** MATERIAL FOR THIS EXERCISE **

****

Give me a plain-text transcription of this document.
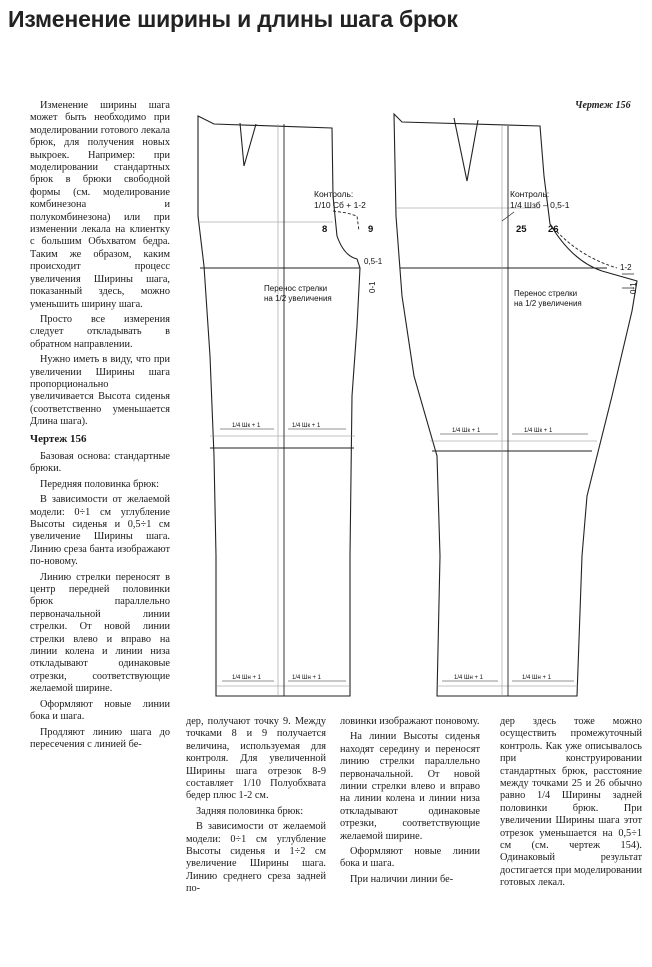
Изменение ширины и длины шага брюк

Изменение ширины шага может быть необходимо при моделировании готового лекала брюк, для получения новых выкроек. Например: при моделировании стандартных брюк в брюки свободной формы (см. моделирование комбинезона и полукомбинезона) или при изменении лекала на клиентку с большим Объхватом бедра. Таким же образом, каким происходит процесс увеличения Ширины шага, показанный здесь, можно уменьшить ширину шага.

Просто все измерения следует откладывать в обратном направлении.

Нужно иметь в виду, что при увеличении Ширины шага пропорционально увеличивается Высота сиденья (соответственно уменьшается Длина шага).

Чертеж 156

Базовая основа: стандартные брюки.

Передняя половинка брюк:

В зависимости от желаемой модели: 0÷1 см углубление Высоты сиденья и 0,5÷1 см увеличение Ширины шага. Линию среза банта изображают по-новому.

Линию стрелки переносят в центр передней половинки брюк параллельно первоначальной линии стрелки. От новой линии стрелки влево и вправо на линии колена и линии низа откладывают одинаковые отрезки, соответствующие желаемой ширине.

Оформляют новые линии бока и шага.

Продляют линию шага до пересечения с линией бе-

дер, получают точку 9. Между точками 8 и 9 получается величина, используемая для контроля. Для увеличенной Ширины шага отрезок 8-9 составляет 1/10 Полуобхвата бедер плюс 1-2 см.

Задняя половинка брюк:

В зависимости от желаемой модели: 0÷1 см углубление Высоты сиденья и 1÷2 см увеличение Ширины шага. Линию среднего среза задней по-

ловинки изображают поновому.

На линии Высоты сиденья находят середину и переносят линию стрелки параллельно первоначальной. От новой линии стрелки влево и вправо на линии колена и линии низа откладывают одинаковые отрезки, соответствующие желаемой ширине.

Оформляют новые линии бока и шага.

При наличии линии бе-

дер здесь тоже можно осуществить промежуточный контроль. Как уже описывалось при конструировании стандартных брюк, расстояние между точками 25 и 26 обычно равно 1/4 Ширины задней половинки брюк. При увеличении Ширины шага этот отрезок уменьшается на 0,5÷1 см (см. чертеж 154). Одинаковый результат достигается при моделировании готовых лекал.

Чертеж 156
Контроль:
1/10 Сб + 1-2
8	9
0,5-1
0-1
Перенос стрелки
на 1/2 увеличения
1/4 Шк + 1	1/4 Шк + 1
1/4 Шн + 1	1/4 Шн + 1
Контроль:
1/4 Шзб – 0,5-1
25 26
1-2
0-1
Перенос стрелки
на 1/2 увеличения
1/4 Шк + 1	1/4 Шк + 1
1/4 Шн + 1	1/4 Шн + 1
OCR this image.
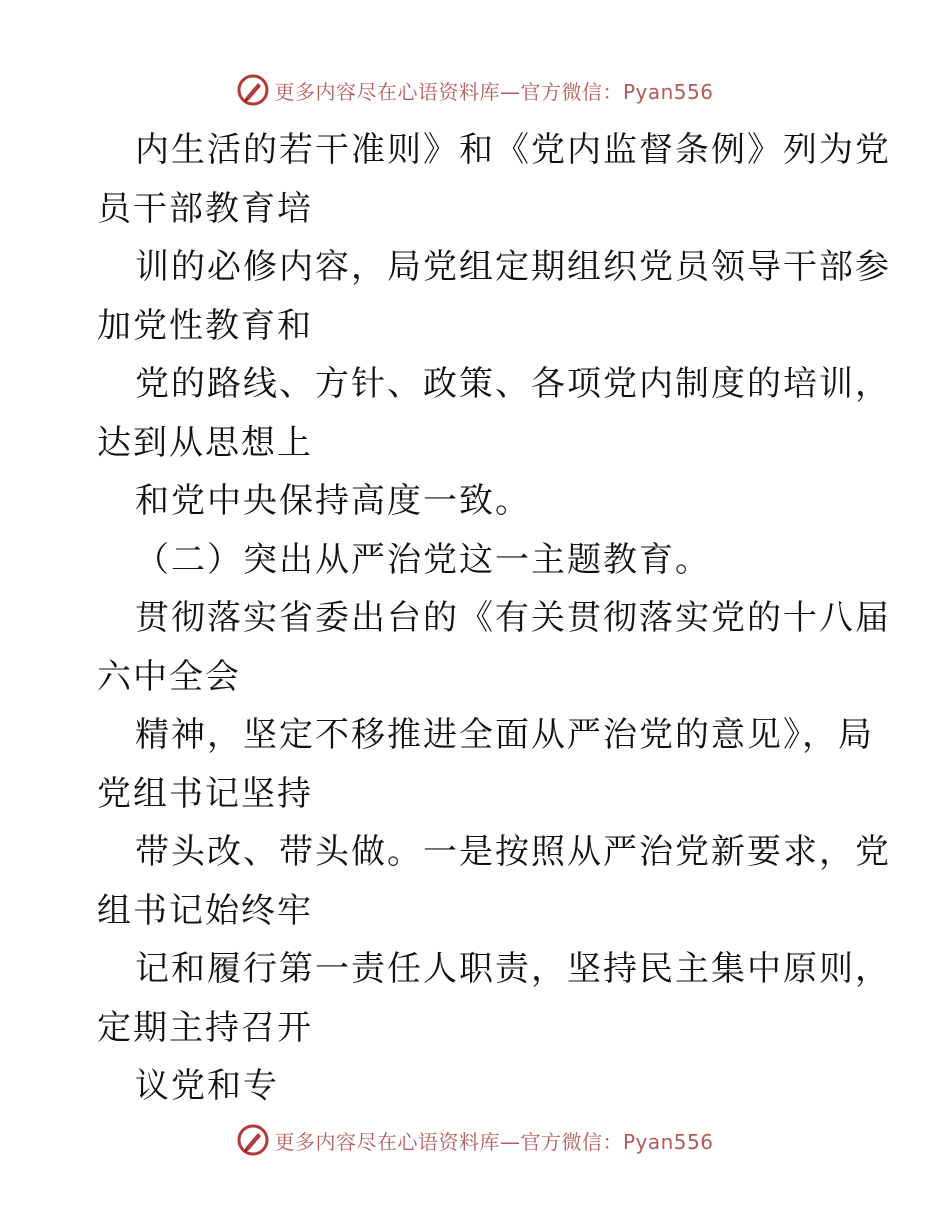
更多内容尽在心语资料库—官方微信：Pyan556
内生活的若干准则》和《党内监督条例》列为党
员干部教育培
训的必修内容，局党组定期组织党员领导干部参
加党性教育和
党的路线、方针、政策、各项党内制度的培训，
达到从思想上
和党中央保持高度一致。
（二）突出从严治党这一主题教育。
贯彻落实省委出台的《有关贯彻落实党的十八届
六中全会
精神，坚定不移推进全面从严治党的意见》，局
党组书记坚持
带头改、带头做。一是按照从严治党新要求，党
组书记始终牢
记和履行第一责任人职责，坚持民主集中原则，
定期主持召开
议党和专
更多内容尽在心语资料库—官方微信：Pyan556
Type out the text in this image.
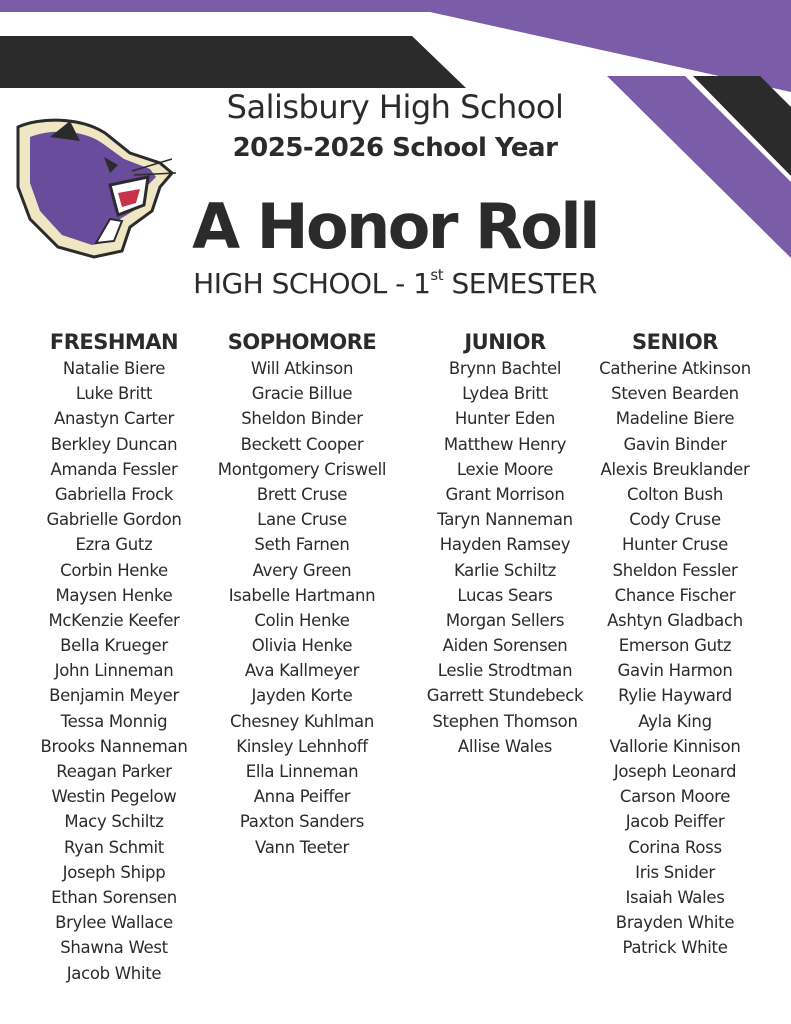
Salisbury High School
2025-2026 School Year
A Honor Roll
HIGH SCHOOL - 1st SEMESTER
FRESHMAN
Natalie Biere
Luke Britt
Anastyn Carter
Berkley Duncan
Amanda Fessler
Gabriella Frock
Gabrielle Gordon
Ezra Gutz
Corbin Henke
Maysen Henke
McKenzie Keefer
Bella Krueger
John Linneman
Benjamin Meyer
Tessa Monnig
Brooks Nanneman
Reagan Parker
Westin Pegelow
Macy Schiltz
Ryan Schmit
Joseph Shipp
Ethan Sorensen
Brylee Wallace
Shawna West
Jacob White
SOPHOMORE
Will Atkinson
Gracie Billue
Sheldon Binder
Beckett Cooper
Montgomery Criswell
Brett Cruse
Lane Cruse
Seth Farnen
Avery Green
Isabelle Hartmann
Colin Henke
Olivia Henke
Ava Kallmeyer
Jayden Korte
Chesney Kuhlman
Kinsley Lehnhoff
Ella Linneman
Anna Peiffer
Paxton Sanders
Vann Teeter
JUNIOR
Brynn Bachtel
Lydea Britt
Hunter Eden
Matthew Henry
Lexie Moore
Grant Morrison
Taryn Nanneman
Hayden Ramsey
Karlie Schiltz
Lucas Sears
Morgan Sellers
Aiden Sorensen
Leslie Strodtman
Garrett Stundebeck
Stephen Thomson
Allise Wales
SENIOR
Catherine Atkinson
Steven Bearden
Madeline Biere
Gavin Binder
Alexis Breuklander
Colton Bush
Cody Cruse
Hunter Cruse
Sheldon Fessler
Chance Fischer
Ashtyn Gladbach
Emerson Gutz
Gavin Harmon
Rylie Hayward
Ayla King
Vallorie Kinnison
Joseph Leonard
Carson Moore
Jacob Peiffer
Corina Ross
Iris Snider
Isaiah Wales
Brayden White
Patrick White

****

** TASK TO COMPLETE **
Can you retype every record above exactly, leaving out the pictures?

** ANSWER TO THIS TASK **
Give me a plain-text transcription of this document.
Изменение ширины и длины шага брюк

Изменение ширины шага может быть необходимо при моделировании готового лекала брюк, для получения новых выкроек. Например: при моделировании стандартных брюк в брюки свободной формы (см. моделирование комбинезона и полукомбинезона) или при изменении лекала на клиентку с большим Объхватом бедра. Таким же образом, каким происходит процесс увеличения Ширины шага, показанный здесь, можно уменьшить ширину шага.

Просто все измерения следует откладывать в обратном направлении.

Нужно иметь в виду, что при увеличении Ширины шага пропорционально увеличивается Высота сиденья (соответственно уменьшается Длина шага).

Чертеж 156

Базовая основа: стандартные брюки.

Передняя половинка брюк:

В зависимости от желаемой модели: 0÷1 см углубление Высоты сиденья и 0,5÷1 см увеличение Ширины шага. Линию среза банта изображают по-новому.

Линию стрелки переносят в центр передней половинки брюк параллельно первоначальной линии стрелки. От новой линии стрелки влево и вправо на линии колена и линии низа откладывают одинаковые отрезки, соответствующие желаемой ширине.

Оформляют новые линии бока и шага.

Продляют линию шага до пересечения с линией бе-

дер, получают точку 9. Между точками 8 и 9 получается величина, используемая для контроля. Для увеличенной Ширины шага отрезок 8-9 составляет 1/10 Полуобхвата бедер плюс 1-2 см.

Задняя половинка брюк:

В зависимости от желаемой модели: 0÷1 см углубление Высоты сиденья и 1÷2 см увеличение Ширины шага. Линию среднего среза задней по-

ловинки изображают поновому.

На линии Высоты сиденья находят середину и переносят линию стрелки параллельно первоначальной. От новой линии стрелки влево и вправо на линии колена и линии низа откладывают одинаковые отрезки, соответствующие желаемой ширине.

Оформляют новые линии бока и шага.

При наличии линии бе-

дер здесь тоже можно осуществить промежуточный контроль. Как уже описывалось при конструировании стандартных брюк, расстояние между точками 25 и 26 обычно равно 1/4 Ширины задней половинки брюк. При увеличении Ширины шага этот отрезок уменьшается на 0,5÷1 см (см. чертеж 154). Одинаковый результат достигается при моделировании готовых лекал.

Чертеж 156
Контроль:
1/10 Сб + 1-2
8	9
0,5-1
0-1
Перенос стрелки
на 1/2 увеличения
1/4 Шк + 1	1/4 Шк + 1
1/4 Шн + 1	1/4 Шн + 1
Контроль:
1/4 Шзб – 0,5-1
25 26
1-2
0-1
Перенос стрелки
на 1/2 увеличения
1/4 Шк + 1	1/4 Шк + 1
1/4 Шн + 1	1/4 Шн + 1
OCR this image.
更多内容尽在心语资料库—官方微信：Pyan556
内生活的若干准则》和《党内监督条例》列为党
员干部教育培
训的必修内容，局党组定期组织党员领导干部参
加党性教育和
党的路线、方针、政策、各项党内制度的培训，
达到从思想上
和党中央保持高度一致。
（二）突出从严治党这一主题教育。
贯彻落实省委出台的《有关贯彻落实党的十八届
六中全会
精神，坚定不移推进全面从严治党的意见》，局
党组书记坚持
带头改、带头做。一是按照从严治党新要求，党
组书记始终牢
记和履行第一责任人职责，坚持民主集中原则，
定期主持召开
议党和专
更多内容尽在心语资料库—官方微信：Pyan556
Type out the text in this image.
Salisbury High School
2025-2026 School Year
A Honor Roll
HIGH SCHOOL - 1st SEMESTER
FRESHMAN
Natalie Biere
Luke Britt
Anastyn Carter
Berkley Duncan
Amanda Fessler
Gabriella Frock
Gabrielle Gordon
Ezra Gutz
Corbin Henke
Maysen Henke
McKenzie Keefer
Bella Krueger
John Linneman
Benjamin Meyer
Tessa Monnig
Brooks Nanneman
Reagan Parker
Westin Pegelow
Macy Schiltz
Ryan Schmit
Joseph Shipp
Ethan Sorensen
Brylee Wallace
Shawna West
Jacob White
SOPHOMORE
Will Atkinson
Gracie Billue
Sheldon Binder
Beckett Cooper
Montgomery Criswell
Brett Cruse
Lane Cruse
Seth Farnen
Avery Green
Isabelle Hartmann
Colin Henke
Olivia Henke
Ava Kallmeyer
Jayden Korte
Chesney Kuhlman
Kinsley Lehnhoff
Ella Linneman
Anna Peiffer
Paxton Sanders
Vann Teeter
JUNIOR
Brynn Bachtel
Lydea Britt
Hunter Eden
Matthew Henry
Lexie Moore
Grant Morrison
Taryn Nanneman
Hayden Ramsey
Karlie Schiltz
Lucas Sears
Morgan Sellers
Aiden Sorensen
Leslie Strodtman
Garrett Stundebeck
Stephen Thomson
Allise Wales
SENIOR
Catherine Atkinson
Steven Bearden
Madeline Biere
Gavin Binder
Alexis Breuklander
Colton Bush
Cody Cruse
Hunter Cruse
Sheldon Fessler
Chance Fischer
Ashtyn Gladbach
Emerson Gutz
Gavin Harmon
Rylie Hayward
Ayla King
Vallorie Kinnison
Joseph Leonard
Carson Moore
Jacob Peiffer
Corina Ross
Iris Snider
Isaiah Wales
Brayden White
Patrick White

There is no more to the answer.